-- START RECORDS FOR THE TASK --
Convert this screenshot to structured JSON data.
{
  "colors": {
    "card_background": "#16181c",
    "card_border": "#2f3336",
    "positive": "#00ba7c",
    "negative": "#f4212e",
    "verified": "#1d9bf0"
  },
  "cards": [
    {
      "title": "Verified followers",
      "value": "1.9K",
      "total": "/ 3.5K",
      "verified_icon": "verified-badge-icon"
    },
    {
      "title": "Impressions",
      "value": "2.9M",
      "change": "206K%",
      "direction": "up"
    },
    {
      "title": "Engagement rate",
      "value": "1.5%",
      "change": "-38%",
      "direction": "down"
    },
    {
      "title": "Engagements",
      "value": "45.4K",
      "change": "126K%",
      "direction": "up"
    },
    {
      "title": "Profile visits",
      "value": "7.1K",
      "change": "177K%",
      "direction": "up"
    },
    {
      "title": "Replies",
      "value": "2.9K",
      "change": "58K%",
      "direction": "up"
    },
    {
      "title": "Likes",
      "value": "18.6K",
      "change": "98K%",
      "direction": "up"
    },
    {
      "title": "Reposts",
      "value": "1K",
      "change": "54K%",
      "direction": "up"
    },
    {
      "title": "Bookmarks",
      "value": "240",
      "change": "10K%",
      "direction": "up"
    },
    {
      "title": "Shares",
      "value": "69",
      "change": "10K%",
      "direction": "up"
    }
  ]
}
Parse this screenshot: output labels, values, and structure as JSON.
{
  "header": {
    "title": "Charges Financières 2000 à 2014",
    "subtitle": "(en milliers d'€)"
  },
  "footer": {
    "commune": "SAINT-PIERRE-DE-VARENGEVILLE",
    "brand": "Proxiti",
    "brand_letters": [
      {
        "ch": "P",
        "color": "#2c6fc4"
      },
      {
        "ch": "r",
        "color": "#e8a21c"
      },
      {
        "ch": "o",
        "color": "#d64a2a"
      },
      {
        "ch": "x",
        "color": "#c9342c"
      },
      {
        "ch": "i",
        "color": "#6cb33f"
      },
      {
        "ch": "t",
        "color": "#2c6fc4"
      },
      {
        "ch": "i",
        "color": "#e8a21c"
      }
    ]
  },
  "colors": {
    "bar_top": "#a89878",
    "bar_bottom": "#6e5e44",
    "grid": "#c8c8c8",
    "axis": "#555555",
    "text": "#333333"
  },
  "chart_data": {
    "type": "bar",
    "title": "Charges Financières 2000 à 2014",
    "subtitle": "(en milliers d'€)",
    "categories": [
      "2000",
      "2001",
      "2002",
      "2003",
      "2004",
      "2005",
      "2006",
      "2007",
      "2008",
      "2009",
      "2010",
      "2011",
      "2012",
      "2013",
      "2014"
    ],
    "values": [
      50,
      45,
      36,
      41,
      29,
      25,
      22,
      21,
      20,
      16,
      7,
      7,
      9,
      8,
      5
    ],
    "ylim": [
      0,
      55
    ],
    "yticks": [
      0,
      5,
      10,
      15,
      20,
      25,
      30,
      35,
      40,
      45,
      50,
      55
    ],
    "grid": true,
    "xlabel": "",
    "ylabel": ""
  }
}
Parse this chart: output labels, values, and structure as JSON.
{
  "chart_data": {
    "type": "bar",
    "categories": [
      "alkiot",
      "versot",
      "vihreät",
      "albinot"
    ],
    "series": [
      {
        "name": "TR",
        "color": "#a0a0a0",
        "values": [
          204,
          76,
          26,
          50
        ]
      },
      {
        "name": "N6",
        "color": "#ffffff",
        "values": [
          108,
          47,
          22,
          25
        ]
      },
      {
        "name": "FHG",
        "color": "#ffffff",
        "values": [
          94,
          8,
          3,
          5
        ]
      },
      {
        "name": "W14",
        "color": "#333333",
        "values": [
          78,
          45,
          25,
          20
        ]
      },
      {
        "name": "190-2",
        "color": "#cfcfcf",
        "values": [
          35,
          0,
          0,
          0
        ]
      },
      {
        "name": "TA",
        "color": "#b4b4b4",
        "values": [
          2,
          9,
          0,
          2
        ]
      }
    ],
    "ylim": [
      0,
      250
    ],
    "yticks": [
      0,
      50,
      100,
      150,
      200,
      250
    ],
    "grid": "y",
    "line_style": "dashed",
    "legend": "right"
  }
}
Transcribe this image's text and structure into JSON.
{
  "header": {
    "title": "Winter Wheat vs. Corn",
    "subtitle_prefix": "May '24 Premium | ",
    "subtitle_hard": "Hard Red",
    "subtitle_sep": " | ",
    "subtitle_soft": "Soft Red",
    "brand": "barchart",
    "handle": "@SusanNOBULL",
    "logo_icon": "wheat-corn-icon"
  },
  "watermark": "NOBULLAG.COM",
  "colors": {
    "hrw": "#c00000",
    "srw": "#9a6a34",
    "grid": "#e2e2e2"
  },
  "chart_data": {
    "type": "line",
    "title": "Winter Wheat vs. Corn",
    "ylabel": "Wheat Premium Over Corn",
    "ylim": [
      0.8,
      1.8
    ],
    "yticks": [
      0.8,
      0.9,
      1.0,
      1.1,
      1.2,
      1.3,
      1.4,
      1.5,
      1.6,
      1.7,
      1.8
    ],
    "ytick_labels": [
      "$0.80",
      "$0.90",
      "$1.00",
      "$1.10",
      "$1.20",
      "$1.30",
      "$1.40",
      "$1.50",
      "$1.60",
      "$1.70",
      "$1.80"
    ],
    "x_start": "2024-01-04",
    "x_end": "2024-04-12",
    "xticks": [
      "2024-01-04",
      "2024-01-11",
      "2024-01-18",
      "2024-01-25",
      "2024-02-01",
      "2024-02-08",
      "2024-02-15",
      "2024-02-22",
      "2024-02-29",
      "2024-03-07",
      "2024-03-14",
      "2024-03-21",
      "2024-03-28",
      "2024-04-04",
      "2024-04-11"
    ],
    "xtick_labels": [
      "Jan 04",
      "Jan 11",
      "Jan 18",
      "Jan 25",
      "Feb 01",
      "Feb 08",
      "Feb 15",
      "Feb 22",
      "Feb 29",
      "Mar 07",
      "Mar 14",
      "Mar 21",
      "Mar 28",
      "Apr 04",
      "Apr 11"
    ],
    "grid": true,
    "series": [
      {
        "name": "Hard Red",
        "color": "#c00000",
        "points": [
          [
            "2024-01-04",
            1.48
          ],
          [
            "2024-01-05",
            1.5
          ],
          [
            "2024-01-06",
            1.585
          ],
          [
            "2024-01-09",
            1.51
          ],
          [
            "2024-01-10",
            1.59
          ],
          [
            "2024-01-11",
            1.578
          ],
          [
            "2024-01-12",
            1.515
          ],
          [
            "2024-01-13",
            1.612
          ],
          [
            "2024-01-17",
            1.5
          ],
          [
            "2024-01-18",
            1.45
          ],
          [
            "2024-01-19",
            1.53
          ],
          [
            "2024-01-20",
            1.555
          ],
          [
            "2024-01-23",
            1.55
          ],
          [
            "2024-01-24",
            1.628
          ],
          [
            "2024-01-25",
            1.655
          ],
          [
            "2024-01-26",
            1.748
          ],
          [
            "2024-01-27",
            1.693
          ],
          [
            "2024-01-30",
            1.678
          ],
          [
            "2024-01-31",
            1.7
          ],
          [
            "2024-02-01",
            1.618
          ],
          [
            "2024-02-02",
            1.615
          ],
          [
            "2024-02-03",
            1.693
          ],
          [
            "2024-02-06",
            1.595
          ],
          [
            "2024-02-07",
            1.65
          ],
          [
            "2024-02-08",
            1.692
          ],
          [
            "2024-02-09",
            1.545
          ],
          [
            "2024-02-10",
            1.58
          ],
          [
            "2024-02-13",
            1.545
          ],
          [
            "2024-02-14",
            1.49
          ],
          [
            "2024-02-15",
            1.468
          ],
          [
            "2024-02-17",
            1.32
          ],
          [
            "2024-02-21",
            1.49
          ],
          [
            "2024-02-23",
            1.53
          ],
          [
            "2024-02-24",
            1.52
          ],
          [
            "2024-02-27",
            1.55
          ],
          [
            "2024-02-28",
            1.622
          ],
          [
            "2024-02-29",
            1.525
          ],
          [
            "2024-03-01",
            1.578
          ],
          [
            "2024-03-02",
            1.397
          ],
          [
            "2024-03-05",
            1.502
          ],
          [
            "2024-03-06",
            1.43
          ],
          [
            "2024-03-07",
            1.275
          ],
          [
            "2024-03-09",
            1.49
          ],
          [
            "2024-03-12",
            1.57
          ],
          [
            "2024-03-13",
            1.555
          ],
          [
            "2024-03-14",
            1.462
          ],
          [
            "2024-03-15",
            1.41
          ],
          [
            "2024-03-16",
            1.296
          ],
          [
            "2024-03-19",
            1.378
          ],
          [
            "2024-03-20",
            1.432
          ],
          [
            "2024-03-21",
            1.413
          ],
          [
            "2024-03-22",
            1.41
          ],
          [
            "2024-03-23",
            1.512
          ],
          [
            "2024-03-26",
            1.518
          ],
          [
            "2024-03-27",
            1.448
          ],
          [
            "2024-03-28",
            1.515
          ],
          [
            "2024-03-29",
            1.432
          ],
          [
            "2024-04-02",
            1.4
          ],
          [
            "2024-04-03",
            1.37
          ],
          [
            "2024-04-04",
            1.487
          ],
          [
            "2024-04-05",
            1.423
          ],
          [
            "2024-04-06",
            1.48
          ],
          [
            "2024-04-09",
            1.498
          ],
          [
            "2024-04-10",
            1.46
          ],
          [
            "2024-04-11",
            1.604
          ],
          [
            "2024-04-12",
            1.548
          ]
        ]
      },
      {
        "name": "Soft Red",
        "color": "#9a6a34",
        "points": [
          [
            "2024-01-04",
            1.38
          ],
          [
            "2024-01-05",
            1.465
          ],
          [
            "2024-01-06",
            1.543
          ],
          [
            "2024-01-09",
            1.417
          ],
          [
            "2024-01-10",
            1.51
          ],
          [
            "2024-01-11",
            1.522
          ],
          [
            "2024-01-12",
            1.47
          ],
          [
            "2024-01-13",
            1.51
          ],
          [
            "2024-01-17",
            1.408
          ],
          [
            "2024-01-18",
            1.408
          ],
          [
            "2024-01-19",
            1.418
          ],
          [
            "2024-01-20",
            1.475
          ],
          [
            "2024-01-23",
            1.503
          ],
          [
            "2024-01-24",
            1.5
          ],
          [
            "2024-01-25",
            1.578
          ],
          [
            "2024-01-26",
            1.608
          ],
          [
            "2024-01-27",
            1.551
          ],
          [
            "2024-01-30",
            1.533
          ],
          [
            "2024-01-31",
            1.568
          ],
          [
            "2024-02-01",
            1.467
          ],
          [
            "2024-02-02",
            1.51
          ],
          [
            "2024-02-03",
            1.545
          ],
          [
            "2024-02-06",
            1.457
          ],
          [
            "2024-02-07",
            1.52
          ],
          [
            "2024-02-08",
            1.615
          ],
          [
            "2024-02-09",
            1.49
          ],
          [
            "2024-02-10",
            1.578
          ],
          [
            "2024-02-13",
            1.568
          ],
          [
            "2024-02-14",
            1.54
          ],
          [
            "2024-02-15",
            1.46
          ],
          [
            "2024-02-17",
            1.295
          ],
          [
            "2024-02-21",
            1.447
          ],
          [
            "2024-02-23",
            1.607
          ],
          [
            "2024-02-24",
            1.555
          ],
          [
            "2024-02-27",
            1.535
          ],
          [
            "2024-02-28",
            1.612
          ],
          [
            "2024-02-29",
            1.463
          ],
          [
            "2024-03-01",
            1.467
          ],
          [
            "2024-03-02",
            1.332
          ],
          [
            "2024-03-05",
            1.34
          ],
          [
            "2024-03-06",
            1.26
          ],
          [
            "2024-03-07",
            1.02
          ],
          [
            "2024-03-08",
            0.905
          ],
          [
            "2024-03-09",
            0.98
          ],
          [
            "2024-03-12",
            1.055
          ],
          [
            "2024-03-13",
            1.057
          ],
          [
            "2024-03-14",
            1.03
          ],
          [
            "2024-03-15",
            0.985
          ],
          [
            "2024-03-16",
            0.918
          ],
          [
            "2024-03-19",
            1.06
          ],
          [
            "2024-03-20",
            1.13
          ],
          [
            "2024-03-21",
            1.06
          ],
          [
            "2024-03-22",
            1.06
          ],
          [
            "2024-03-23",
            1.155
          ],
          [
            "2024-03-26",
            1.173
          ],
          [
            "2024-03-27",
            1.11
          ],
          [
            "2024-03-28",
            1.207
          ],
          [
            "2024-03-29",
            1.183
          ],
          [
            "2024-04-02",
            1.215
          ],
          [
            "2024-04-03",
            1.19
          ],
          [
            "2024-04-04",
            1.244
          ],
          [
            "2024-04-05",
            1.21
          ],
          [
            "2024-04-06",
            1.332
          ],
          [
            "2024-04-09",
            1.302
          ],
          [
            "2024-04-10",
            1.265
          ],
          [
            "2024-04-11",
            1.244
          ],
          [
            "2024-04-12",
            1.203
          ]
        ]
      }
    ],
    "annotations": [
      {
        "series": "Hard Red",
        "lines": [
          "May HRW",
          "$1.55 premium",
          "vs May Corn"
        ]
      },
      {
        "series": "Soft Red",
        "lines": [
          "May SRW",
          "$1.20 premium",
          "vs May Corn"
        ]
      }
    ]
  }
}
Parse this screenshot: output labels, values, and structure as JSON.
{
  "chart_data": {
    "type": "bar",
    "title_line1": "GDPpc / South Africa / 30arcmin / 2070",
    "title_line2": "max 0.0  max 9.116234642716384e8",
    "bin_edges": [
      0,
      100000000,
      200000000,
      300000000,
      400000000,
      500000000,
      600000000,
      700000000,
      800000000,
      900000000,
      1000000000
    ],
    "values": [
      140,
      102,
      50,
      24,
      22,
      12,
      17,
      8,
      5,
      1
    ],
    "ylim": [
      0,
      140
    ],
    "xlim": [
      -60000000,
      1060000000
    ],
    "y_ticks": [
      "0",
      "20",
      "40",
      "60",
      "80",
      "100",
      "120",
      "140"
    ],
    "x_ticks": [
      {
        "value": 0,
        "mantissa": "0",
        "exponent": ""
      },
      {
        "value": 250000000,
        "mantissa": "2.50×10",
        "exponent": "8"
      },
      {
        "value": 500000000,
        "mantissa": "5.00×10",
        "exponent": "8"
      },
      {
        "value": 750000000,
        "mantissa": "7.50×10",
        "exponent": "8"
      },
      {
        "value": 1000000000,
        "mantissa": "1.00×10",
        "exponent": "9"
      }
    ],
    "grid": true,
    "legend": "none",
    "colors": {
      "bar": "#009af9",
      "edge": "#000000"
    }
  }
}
-- END RECORDS FOR THE TASK --
Show all lines in the entries above where the word "text" appears.

    "text": "#333333"
Transcribe this image's text and structure into JSON.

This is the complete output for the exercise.